• _Task_
Filter the records for lines holding the string "xlabel".

** START **

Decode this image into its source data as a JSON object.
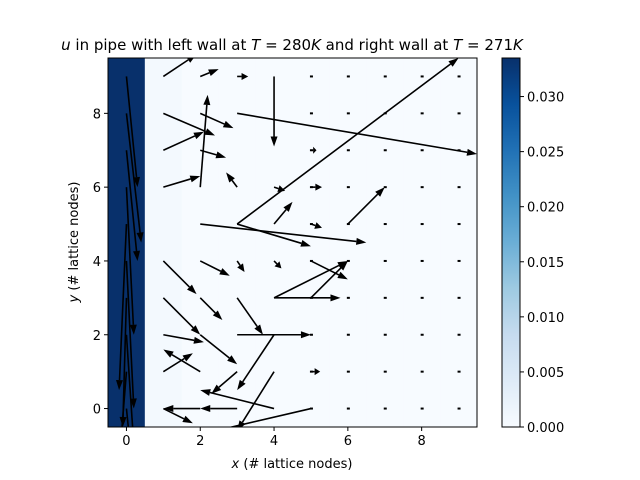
{
  "chart_data": {
    "type": "quiver",
    "title": "u in pipe with left wall at T = 280K and right wall at T = 271K",
    "title_parts": {
      "var": "u",
      "text1": " in pipe with left wall at ",
      "t1": "T",
      "eq1": " = 280",
      "k1": "K",
      "text2": " and right wall at ",
      "t2": "T",
      "eq2": " = 271",
      "k2": "K"
    },
    "xlabel": {
      "var": "x",
      "rest": " (# lattice nodes)"
    },
    "ylabel": {
      "var": "y",
      "rest": " (# lattice nodes)"
    },
    "xlim": [
      -0.5,
      9.5
    ],
    "ylim": [
      -0.5,
      9.5
    ],
    "xticks": [
      0,
      2,
      4,
      6,
      8
    ],
    "yticks": [
      0,
      2,
      4,
      6,
      8
    ],
    "colorbar": {
      "colormap": "Blues",
      "range": [
        0.0,
        0.0335
      ],
      "ticks": [
        "0.000",
        "0.005",
        "0.010",
        "0.015",
        "0.020",
        "0.025",
        "0.030"
      ],
      "tick_values": [
        0.0,
        0.005,
        0.01,
        0.015,
        0.02,
        0.025,
        0.03
      ]
    },
    "heatmap": {
      "columns": [
        0,
        1,
        2,
        3,
        4,
        5,
        6,
        7,
        8,
        9
      ],
      "column_values": [
        0.0335,
        0.0006,
        0.0,
        0.0,
        0.0,
        0.0,
        0.0,
        0.0,
        0.0,
        0.0
      ]
    },
    "arrows": [
      {
        "x": 3,
        "y": 8,
        "u": 6.5,
        "v": -1.1
      },
      {
        "x": 3,
        "y": 5,
        "u": 6.0,
        "v": 4.5
      },
      {
        "x": 4,
        "y": 9,
        "u": 0.0,
        "v": -1.9
      },
      {
        "x": 2,
        "y": 6,
        "u": 0.2,
        "v": 2.5
      },
      {
        "x": 6,
        "y": 5,
        "u": 1.0,
        "v": 1.0
      },
      {
        "x": 3,
        "y": 5,
        "u": 2.0,
        "v": -0.6
      },
      {
        "x": 2,
        "y": 5,
        "u": 4.5,
        "v": -0.5
      },
      {
        "x": 4,
        "y": 5,
        "u": 0.5,
        "v": 0.6
      },
      {
        "x": 5,
        "y": 3,
        "u": 1.0,
        "v": 1.0
      },
      {
        "x": 4,
        "y": 3,
        "u": 2.0,
        "v": 1.0
      },
      {
        "x": 4,
        "y": 3,
        "u": 1.8,
        "v": 0.0
      },
      {
        "x": 3,
        "y": 2,
        "u": 2.0,
        "v": 0.0
      },
      {
        "x": 3,
        "y": 3,
        "u": 0.7,
        "v": -1.0
      },
      {
        "x": 2,
        "y": 2,
        "u": 1.0,
        "v": -0.8
      },
      {
        "x": 2,
        "y": 1,
        "u": -1.0,
        "v": 0.6
      },
      {
        "x": 4,
        "y": 2,
        "u": -1.0,
        "v": -1.5
      },
      {
        "x": 3,
        "y": 1,
        "u": -0.7,
        "v": -0.6
      },
      {
        "x": 4,
        "y": 1,
        "u": -1.0,
        "v": -1.6
      },
      {
        "x": 5,
        "y": 0,
        "u": -3.0,
        "v": -0.7
      },
      {
        "x": 4,
        "y": 0,
        "u": -2.0,
        "v": 0.5
      },
      {
        "x": 2,
        "y": 0,
        "u": -1.0,
        "v": 0.0
      },
      {
        "x": 3,
        "y": 0,
        "u": -1.0,
        "v": 0.0
      },
      {
        "x": 1,
        "y": 8,
        "u": 1.4,
        "v": -0.6
      },
      {
        "x": 1,
        "y": 7,
        "u": 1.1,
        "v": 0.5
      },
      {
        "x": 1,
        "y": 6,
        "u": 1.0,
        "v": 0.3
      },
      {
        "x": 1,
        "y": 4,
        "u": 0.9,
        "v": -0.9
      },
      {
        "x": 1,
        "y": 3,
        "u": 1.0,
        "v": -1.0
      },
      {
        "x": 1,
        "y": 2,
        "u": 1.1,
        "v": -0.2
      },
      {
        "x": 1,
        "y": 1,
        "u": 0.8,
        "v": 0.5
      },
      {
        "x": 1,
        "y": 0,
        "u": 0.8,
        "v": -0.4
      },
      {
        "x": 2,
        "y": 8,
        "u": 0.9,
        "v": -0.4
      },
      {
        "x": 2,
        "y": 7,
        "u": 0.7,
        "v": -0.2
      },
      {
        "x": 2,
        "y": 3,
        "u": 0.6,
        "v": -0.6
      },
      {
        "x": 2,
        "y": 4,
        "u": 0.8,
        "v": -0.4
      },
      {
        "x": 2,
        "y": 9,
        "u": 0.5,
        "v": 0.2
      },
      {
        "x": 1,
        "y": 9,
        "u": 0.9,
        "v": 0.6
      },
      {
        "x": 3,
        "y": 6,
        "u": -0.3,
        "v": 0.4
      },
      {
        "x": 3,
        "y": 9,
        "u": 0.3,
        "v": 0.0
      },
      {
        "x": 3,
        "y": 4,
        "u": 0.2,
        "v": -0.3
      },
      {
        "x": 4,
        "y": 4,
        "u": 0.2,
        "v": -0.2
      },
      {
        "x": 4,
        "y": 6,
        "u": 0.3,
        "v": -0.1
      },
      {
        "x": 5,
        "y": 6,
        "u": 0.3,
        "v": 0.0
      },
      {
        "x": 5,
        "y": 5,
        "u": 0.3,
        "v": -0.1
      },
      {
        "x": 5,
        "y": 7,
        "u": 0.15,
        "v": 0.0
      },
      {
        "x": 5,
        "y": 1,
        "u": 0.25,
        "v": 0.0
      },
      {
        "x": 5,
        "y": 4,
        "u": 1.0,
        "v": -0.5
      },
      {
        "x": 0,
        "y": 9,
        "u": 0.3,
        "v": -3.0
      },
      {
        "x": 0,
        "y": 8,
        "u": 0.4,
        "v": -3.5
      },
      {
        "x": 0,
        "y": 7,
        "u": 0.3,
        "v": -3.0
      },
      {
        "x": 0,
        "y": 6,
        "u": 0.2,
        "v": -4.0
      },
      {
        "x": 0,
        "y": 5,
        "u": -0.2,
        "v": -4.5
      },
      {
        "x": 0,
        "y": 4,
        "u": 0.2,
        "v": -4.0
      },
      {
        "x": 0,
        "y": 3,
        "u": -0.1,
        "v": -3.5
      },
      {
        "x": 0,
        "y": 2,
        "u": 0.2,
        "v": -3.0
      },
      {
        "x": 0,
        "y": 1,
        "u": -0.2,
        "v": -2.5
      },
      {
        "x": 0,
        "y": 0,
        "u": 0.2,
        "v": -2.0
      }
    ],
    "grid": false,
    "legend": "none"
  }
}
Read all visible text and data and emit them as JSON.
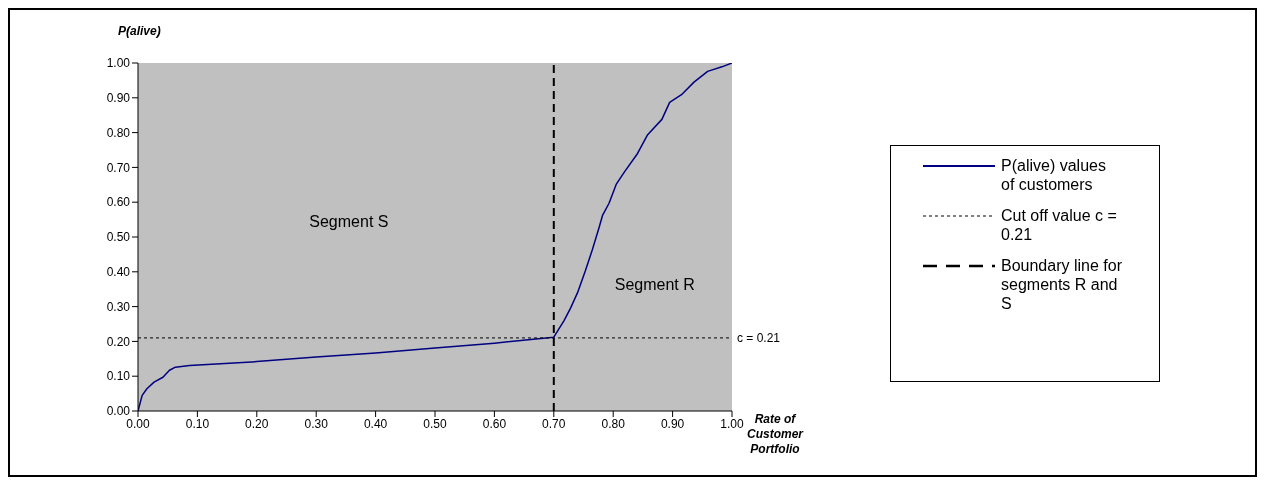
{
  "chart_data": {
    "type": "line",
    "xlabel": "Rate of Customer Portfolio",
    "ylabel": "P(alive)",
    "xlim": [
      0,
      1
    ],
    "ylim": [
      0,
      1
    ],
    "xticks": [
      {
        "value": 0,
        "label": "0.00"
      },
      {
        "value": 0.1,
        "label": "0.10"
      },
      {
        "value": 0.2,
        "label": "0.20"
      },
      {
        "value": 0.3,
        "label": "0.30"
      },
      {
        "value": 0.4,
        "label": "0.40"
      },
      {
        "value": 0.5,
        "label": "0.50"
      },
      {
        "value": 0.6,
        "label": "0.60"
      },
      {
        "value": 0.7,
        "label": "0.70"
      },
      {
        "value": 0.8,
        "label": "0.80"
      },
      {
        "value": 0.9,
        "label": "0.90"
      },
      {
        "value": 1,
        "label": "1.00"
      }
    ],
    "yticks": [
      {
        "value": 0,
        "label": "0.00"
      },
      {
        "value": 0.1,
        "label": "0.10"
      },
      {
        "value": 0.2,
        "label": "0.20"
      },
      {
        "value": 0.3,
        "label": "0.30"
      },
      {
        "value": 0.4,
        "label": "0.40"
      },
      {
        "value": 0.5,
        "label": "0.50"
      },
      {
        "value": 0.6,
        "label": "0.60"
      },
      {
        "value": 0.7,
        "label": "0.70"
      },
      {
        "value": 0.8,
        "label": "0.80"
      },
      {
        "value": 0.9,
        "label": "0.90"
      },
      {
        "value": 1,
        "label": "1.00"
      }
    ],
    "grid": false,
    "legend": "right",
    "marker": "none",
    "line_style": "solid",
    "series": [
      {
        "name": "P(alive) values of customers",
        "color": "#000080",
        "x": [
          0,
          0.007,
          0.015,
          0.027,
          0.042,
          0.053,
          0.063,
          0.087,
          0.2,
          0.3,
          0.4,
          0.5,
          0.6,
          0.7,
          0.717,
          0.728,
          0.74,
          0.753,
          0.765,
          0.776,
          0.782,
          0.793,
          0.805,
          0.819,
          0.841,
          0.858,
          0.882,
          0.895,
          0.915,
          0.936,
          0.959,
          0.983,
          1
        ],
        "values": [
          0,
          0.045,
          0.064,
          0.083,
          0.097,
          0.117,
          0.126,
          0.131,
          0.142,
          0.155,
          0.167,
          0.181,
          0.195,
          0.212,
          0.259,
          0.295,
          0.34,
          0.402,
          0.464,
          0.526,
          0.562,
          0.597,
          0.651,
          0.687,
          0.74,
          0.794,
          0.838,
          0.887,
          0.909,
          0.945,
          0.976,
          0.989,
          1
        ]
      }
    ],
    "ref_lines": [
      {
        "axis": "y",
        "value": 0.21,
        "label": "c = 0.21",
        "color": "#000000",
        "line_style": "dotted"
      },
      {
        "axis": "x",
        "value": 0.7,
        "label": null,
        "color": "#000000",
        "line_style": "dashed"
      }
    ],
    "annotations": [
      "Cut off value c = 0.21",
      "Boundary line for segments R and S",
      "Segment S",
      "Segment R"
    ]
  }
}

** END **

• _Exercise solution_
    "xlabel": {
    "xlabel": "Rate of Customer Portfolio",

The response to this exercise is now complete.